▶ **Exercise brief**
Give the entries again, word for word.

──────── Data listing

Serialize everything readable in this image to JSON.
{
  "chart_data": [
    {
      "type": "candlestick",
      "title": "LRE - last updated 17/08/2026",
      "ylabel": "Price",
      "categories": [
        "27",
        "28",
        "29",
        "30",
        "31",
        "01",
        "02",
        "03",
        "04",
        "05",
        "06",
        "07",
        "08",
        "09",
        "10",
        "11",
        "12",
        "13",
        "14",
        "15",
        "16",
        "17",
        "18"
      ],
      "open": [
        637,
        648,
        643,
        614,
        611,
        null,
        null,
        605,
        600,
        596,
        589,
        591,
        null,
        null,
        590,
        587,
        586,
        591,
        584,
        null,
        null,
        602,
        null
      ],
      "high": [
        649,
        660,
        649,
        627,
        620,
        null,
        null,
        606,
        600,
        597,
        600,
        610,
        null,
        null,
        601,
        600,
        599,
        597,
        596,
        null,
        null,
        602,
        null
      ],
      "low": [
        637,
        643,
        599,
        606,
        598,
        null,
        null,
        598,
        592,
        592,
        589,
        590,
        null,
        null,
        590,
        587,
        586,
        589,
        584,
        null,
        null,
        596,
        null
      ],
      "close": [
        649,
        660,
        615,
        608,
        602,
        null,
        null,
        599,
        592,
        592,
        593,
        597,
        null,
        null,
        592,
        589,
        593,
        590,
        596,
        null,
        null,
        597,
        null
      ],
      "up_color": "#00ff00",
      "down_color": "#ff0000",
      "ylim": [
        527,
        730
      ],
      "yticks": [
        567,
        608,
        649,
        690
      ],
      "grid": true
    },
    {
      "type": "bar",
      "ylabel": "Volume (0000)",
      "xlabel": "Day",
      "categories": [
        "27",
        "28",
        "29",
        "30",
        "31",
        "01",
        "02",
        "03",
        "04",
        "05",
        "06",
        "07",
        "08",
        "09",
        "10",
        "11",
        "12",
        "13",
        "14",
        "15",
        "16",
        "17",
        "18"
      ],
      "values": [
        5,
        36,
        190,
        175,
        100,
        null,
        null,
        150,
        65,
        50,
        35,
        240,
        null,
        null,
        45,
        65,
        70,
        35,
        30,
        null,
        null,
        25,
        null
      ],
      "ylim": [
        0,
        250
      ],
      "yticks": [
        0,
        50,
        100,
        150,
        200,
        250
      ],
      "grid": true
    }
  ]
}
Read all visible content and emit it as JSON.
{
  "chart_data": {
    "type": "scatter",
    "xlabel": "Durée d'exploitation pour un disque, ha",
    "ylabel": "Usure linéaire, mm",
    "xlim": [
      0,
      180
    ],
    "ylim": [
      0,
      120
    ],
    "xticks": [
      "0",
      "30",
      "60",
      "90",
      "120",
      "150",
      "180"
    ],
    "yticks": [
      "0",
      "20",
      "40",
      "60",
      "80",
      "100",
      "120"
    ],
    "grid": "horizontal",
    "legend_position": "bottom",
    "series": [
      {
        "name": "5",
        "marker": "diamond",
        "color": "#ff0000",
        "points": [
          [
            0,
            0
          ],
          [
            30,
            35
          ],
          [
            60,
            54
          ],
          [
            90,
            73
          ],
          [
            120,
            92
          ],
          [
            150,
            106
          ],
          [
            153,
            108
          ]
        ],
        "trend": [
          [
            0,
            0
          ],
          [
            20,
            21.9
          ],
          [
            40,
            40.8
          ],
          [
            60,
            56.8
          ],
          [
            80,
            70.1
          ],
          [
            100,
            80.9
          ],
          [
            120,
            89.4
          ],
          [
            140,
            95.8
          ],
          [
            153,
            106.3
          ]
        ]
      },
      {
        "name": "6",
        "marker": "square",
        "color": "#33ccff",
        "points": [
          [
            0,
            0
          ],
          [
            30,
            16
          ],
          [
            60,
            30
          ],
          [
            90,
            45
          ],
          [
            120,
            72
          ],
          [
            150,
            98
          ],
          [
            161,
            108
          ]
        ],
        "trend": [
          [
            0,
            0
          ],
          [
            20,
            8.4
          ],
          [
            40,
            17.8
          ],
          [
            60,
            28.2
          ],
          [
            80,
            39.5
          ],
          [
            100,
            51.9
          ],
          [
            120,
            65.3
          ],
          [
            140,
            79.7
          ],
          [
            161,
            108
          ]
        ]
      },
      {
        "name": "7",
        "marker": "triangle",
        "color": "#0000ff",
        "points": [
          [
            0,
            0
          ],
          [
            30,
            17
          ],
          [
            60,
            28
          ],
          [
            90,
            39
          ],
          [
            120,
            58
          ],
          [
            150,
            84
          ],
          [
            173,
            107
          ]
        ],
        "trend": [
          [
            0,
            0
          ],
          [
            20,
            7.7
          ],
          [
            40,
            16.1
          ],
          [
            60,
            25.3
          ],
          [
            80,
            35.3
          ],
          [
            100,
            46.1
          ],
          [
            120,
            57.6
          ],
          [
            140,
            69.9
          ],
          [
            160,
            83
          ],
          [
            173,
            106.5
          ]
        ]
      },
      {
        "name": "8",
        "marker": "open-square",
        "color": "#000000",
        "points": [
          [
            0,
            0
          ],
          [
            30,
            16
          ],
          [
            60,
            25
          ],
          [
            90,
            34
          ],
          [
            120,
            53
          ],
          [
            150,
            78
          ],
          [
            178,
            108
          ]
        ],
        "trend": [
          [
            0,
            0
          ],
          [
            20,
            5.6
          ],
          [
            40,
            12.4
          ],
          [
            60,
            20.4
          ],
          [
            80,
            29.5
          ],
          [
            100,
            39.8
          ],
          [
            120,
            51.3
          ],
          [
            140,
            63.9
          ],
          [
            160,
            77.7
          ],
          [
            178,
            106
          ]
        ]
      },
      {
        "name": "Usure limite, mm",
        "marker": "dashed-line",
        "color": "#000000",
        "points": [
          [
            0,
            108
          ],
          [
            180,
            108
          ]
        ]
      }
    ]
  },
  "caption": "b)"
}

────────────────

▶ **Reply to the exercise**
Serialize everything readable in this image to JSON.
{
  "chart_data": [
    {
      "type": "candlestick",
      "title": "LRE - last updated 17/08/2026",
      "ylabel": "Price",
      "categories": [
        "27",
        "28",
        "29",
        "30",
        "31",
        "01",
        "02",
        "03",
        "04",
        "05",
        "06",
        "07",
        "08",
        "09",
        "10",
        "11",
        "12",
        "13",
        "14",
        "15",
        "16",
        "17",
        "18"
      ],
      "open": [
        637,
        648,
        643,
        614,
        611,
        null,
        null,
        605,
        600,
        596,
        589,
        591,
        null,
        null,
        590,
        587,
        586,
        591,
        584,
        null,
        null,
        602,
        null
      ],
      "high": [
        649,
        660,
        649,
        627,
        620,
        null,
        null,
        606,
        600,
        597,
        600,
        610,
        null,
        null,
        601,
        600,
        599,
        597,
        596,
        null,
        null,
        602,
        null
      ],
      "low": [
        637,
        643,
        599,
        606,
        598,
        null,
        null,
        598,
        592,
        592,
        589,
        590,
        null,
        null,
        590,
        587,
        586,
        589,
        584,
        null,
        null,
        596,
        null
      ],
      "close": [
        649,
        660,
        615,
        608,
        602,
        null,
        null,
        599,
        592,
        592,
        593,
        597,
        null,
        null,
        592,
        589,
        593,
        590,
        596,
        null,
        null,
        597,
        null
      ],
      "up_color": "#00ff00",
      "down_color": "#ff0000",
      "ylim": [
        527,
        730
      ],
      "yticks": [
        567,
        608,
        649,
        690
      ],
      "grid": true
    },
    {
      "type": "bar",
      "ylabel": "Volume (0000)",
      "xlabel": "Day",
      "categories": [
        "27",
        "28",
        "29",
        "30",
        "31",
        "01",
        "02",
        "03",
        "04",
        "05",
        "06",
        "07",
        "08",
        "09",
        "10",
        "11",
        "12",
        "13",
        "14",
        "15",
        "16",
        "17",
        "18"
      ],
      "values": [
        5,
        36,
        190,
        175,
        100,
        null,
        null,
        150,
        65,
        50,
        35,
        240,
        null,
        null,
        45,
        65,
        70,
        35,
        30,
        null,
        null,
        25,
        null
      ],
      "ylim": [
        0,
        250
      ],
      "yticks": [
        0,
        50,
        100,
        150,
        200,
        250
      ],
      "grid": true
    }
  ]
}
Read all visible content and emit it as JSON.
{
  "chart_data": {
    "type": "scatter",
    "xlabel": "Durée d'exploitation pour un disque, ha",
    "ylabel": "Usure linéaire, mm",
    "xlim": [
      0,
      180
    ],
    "ylim": [
      0,
      120
    ],
    "xticks": [
      "0",
      "30",
      "60",
      "90",
      "120",
      "150",
      "180"
    ],
    "yticks": [
      "0",
      "20",
      "40",
      "60",
      "80",
      "100",
      "120"
    ],
    "grid": "horizontal",
    "legend_position": "bottom",
    "series": [
      {
        "name": "5",
        "marker": "diamond",
        "color": "#ff0000",
        "points": [
          [
            0,
            0
          ],
          [
            30,
            35
          ],
          [
            60,
            54
          ],
          [
            90,
            73
          ],
          [
            120,
            92
          ],
          [
            150,
            106
          ],
          [
            153,
            108
          ]
        ],
        "trend": [
          [
            0,
            0
          ],
          [
            20,
            21.9
          ],
          [
            40,
            40.8
          ],
          [
            60,
            56.8
          ],
          [
            80,
            70.1
          ],
          [
            100,
            80.9
          ],
          [
            120,
            89.4
          ],
          [
            140,
            95.8
          ],
          [
            153,
            106.3
          ]
        ]
      },
      {
        "name": "6",
        "marker": "square",
        "color": "#33ccff",
        "points": [
          [
            0,
            0
          ],
          [
            30,
            16
          ],
          [
            60,
            30
          ],
          [
            90,
            45
          ],
          [
            120,
            72
          ],
          [
            150,
            98
          ],
          [
            161,
            108
          ]
        ],
        "trend": [
          [
            0,
            0
          ],
          [
            20,
            8.4
          ],
          [
            40,
            17.8
          ],
          [
            60,
            28.2
          ],
          [
            80,
            39.5
          ],
          [
            100,
            51.9
          ],
          [
            120,
            65.3
          ],
          [
            140,
            79.7
          ],
          [
            161,
            108
          ]
        ]
      },
      {
        "name": "7",
        "marker": "triangle",
        "color": "#0000ff",
        "points": [
          [
            0,
            0
          ],
          [
            30,
            17
          ],
          [
            60,
            28
          ],
          [
            90,
            39
          ],
          [
            120,
            58
          ],
          [
            150,
            84
          ],
          [
            173,
            107
          ]
        ],
        "trend": [
          [
            0,
            0
          ],
          [
            20,
            7.7
          ],
          [
            40,
            16.1
          ],
          [
            60,
            25.3
          ],
          [
            80,
            35.3
          ],
          [
            100,
            46.1
          ],
          [
            120,
            57.6
          ],
          [
            140,
            69.9
          ],
          [
            160,
            83
          ],
          [
            173,
            106.5
          ]
        ]
      },
      {
        "name": "8",
        "marker": "open-square",
        "color": "#000000",
        "points": [
          [
            0,
            0
          ],
          [
            30,
            16
          ],
          [
            60,
            25
          ],
          [
            90,
            34
          ],
          [
            120,
            53
          ],
          [
            150,
            78
          ],
          [
            178,
            108
          ]
        ],
        "trend": [
          [
            0,
            0
          ],
          [
            20,
            5.6
          ],
          [
            40,
            12.4
          ],
          [
            60,
            20.4
          ],
          [
            80,
            29.5
          ],
          [
            100,
            39.8
          ],
          [
            120,
            51.3
          ],
          [
            140,
            63.9
          ],
          [
            160,
            77.7
          ],
          [
            178,
            106
          ]
        ]
      },
      {
        "name": "Usure limite, mm",
        "marker": "dashed-line",
        "color": "#000000",
        "points": [
          [
            0,
            108
          ],
          [
            180,
            108
          ]
        ]
      }
    ]
  },
  "caption": "b)"
}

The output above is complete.